# TO BE DONE:
Collect all the lines that mention the word "dans".

# INPUT ROWS:
--- begin ---

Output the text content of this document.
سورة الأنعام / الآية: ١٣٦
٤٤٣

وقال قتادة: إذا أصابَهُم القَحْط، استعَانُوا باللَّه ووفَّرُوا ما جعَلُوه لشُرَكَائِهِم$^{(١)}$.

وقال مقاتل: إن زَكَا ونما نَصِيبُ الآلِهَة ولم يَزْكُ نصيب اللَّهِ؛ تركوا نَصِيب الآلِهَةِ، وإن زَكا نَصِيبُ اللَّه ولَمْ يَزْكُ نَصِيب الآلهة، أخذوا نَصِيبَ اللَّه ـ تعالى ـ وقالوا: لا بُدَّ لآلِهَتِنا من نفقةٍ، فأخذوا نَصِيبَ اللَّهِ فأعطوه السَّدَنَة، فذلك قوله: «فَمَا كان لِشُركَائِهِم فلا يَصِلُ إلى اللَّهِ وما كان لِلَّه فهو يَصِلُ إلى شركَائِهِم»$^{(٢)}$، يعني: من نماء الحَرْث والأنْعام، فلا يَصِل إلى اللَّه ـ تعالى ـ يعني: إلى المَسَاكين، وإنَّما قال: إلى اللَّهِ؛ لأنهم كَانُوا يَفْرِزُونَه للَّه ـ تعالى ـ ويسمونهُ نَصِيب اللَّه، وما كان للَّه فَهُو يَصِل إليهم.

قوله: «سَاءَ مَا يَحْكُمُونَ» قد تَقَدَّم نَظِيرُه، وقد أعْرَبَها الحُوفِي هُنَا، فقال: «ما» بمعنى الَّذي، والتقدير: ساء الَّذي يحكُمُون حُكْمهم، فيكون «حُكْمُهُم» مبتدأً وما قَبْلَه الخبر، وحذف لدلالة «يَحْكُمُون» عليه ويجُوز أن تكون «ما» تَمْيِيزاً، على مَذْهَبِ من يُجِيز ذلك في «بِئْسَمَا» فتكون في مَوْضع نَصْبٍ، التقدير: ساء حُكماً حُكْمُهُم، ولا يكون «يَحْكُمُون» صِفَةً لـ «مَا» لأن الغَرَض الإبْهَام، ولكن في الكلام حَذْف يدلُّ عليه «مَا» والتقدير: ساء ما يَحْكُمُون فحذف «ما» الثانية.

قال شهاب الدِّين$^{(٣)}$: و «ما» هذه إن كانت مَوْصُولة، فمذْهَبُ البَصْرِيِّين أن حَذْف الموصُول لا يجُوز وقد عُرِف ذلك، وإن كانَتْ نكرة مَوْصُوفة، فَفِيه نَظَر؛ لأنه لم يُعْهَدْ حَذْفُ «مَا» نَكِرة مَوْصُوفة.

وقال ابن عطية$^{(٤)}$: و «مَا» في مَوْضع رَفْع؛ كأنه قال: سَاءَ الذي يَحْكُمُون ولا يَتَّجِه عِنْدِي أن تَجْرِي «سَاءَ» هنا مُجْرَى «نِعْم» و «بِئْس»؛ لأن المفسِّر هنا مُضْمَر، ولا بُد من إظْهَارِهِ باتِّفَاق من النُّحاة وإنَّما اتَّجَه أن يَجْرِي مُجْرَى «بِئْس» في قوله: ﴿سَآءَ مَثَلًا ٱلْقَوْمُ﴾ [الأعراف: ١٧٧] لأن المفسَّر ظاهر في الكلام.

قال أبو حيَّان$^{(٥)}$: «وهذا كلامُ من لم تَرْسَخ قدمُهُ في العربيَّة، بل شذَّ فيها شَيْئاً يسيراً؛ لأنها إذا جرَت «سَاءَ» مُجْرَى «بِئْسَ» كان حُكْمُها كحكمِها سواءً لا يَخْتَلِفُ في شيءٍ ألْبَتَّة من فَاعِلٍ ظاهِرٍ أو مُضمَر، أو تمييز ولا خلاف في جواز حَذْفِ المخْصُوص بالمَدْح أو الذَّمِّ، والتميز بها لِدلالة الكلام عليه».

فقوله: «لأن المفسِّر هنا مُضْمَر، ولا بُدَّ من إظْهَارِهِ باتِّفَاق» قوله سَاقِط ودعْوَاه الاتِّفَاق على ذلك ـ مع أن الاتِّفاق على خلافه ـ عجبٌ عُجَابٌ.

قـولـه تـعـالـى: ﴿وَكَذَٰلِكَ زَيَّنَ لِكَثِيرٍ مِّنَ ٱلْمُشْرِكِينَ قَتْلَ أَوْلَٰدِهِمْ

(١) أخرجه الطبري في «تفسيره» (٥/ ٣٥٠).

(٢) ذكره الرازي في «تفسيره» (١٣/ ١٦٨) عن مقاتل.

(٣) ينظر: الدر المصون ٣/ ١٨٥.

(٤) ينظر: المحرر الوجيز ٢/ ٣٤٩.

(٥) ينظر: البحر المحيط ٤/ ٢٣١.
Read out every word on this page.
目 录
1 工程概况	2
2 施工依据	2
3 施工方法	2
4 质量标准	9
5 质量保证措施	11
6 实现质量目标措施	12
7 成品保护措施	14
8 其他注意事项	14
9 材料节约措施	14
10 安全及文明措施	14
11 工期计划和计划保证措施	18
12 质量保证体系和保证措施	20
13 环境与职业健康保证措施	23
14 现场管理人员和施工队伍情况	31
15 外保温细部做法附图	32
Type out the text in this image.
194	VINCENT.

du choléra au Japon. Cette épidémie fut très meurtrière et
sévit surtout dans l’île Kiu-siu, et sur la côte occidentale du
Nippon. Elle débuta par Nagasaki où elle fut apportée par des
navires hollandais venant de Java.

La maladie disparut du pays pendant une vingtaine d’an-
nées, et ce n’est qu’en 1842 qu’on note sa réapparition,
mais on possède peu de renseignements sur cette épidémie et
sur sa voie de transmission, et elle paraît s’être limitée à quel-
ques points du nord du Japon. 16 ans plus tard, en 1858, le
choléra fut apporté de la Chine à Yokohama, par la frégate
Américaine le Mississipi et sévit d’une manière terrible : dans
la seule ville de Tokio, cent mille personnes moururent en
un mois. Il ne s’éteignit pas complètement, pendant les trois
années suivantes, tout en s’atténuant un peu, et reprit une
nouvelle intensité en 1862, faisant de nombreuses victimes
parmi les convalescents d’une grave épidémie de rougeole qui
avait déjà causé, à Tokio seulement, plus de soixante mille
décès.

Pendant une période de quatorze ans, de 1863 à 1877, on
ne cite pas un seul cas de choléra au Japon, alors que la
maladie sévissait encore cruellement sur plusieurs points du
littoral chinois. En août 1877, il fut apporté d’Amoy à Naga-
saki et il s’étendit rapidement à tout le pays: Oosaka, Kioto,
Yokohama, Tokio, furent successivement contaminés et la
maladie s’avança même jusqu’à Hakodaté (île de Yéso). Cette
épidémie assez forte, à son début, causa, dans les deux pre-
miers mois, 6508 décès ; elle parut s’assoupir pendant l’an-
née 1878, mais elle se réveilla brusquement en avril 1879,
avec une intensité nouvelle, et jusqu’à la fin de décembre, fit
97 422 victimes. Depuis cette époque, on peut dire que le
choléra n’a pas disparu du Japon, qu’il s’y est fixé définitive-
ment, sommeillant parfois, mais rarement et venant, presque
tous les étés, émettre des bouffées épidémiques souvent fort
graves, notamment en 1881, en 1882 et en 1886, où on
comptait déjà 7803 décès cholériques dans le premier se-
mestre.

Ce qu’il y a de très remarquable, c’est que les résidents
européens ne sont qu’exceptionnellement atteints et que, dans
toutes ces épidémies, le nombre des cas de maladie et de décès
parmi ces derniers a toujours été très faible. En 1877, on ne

--- end ---

# EXERCISE RESPONSE:
sévit surtout dans l’île Kiu-siu, et sur la côte occidentale du
Américaine le Mississipi et sévit d’une manière terrible : dans
épidémie assez forte, à son début, causa, dans les deux pre-
comptait déjà 7803 décès cholériques dans le premier se-
européens ne sont qu’exceptionnellement atteints et que, dans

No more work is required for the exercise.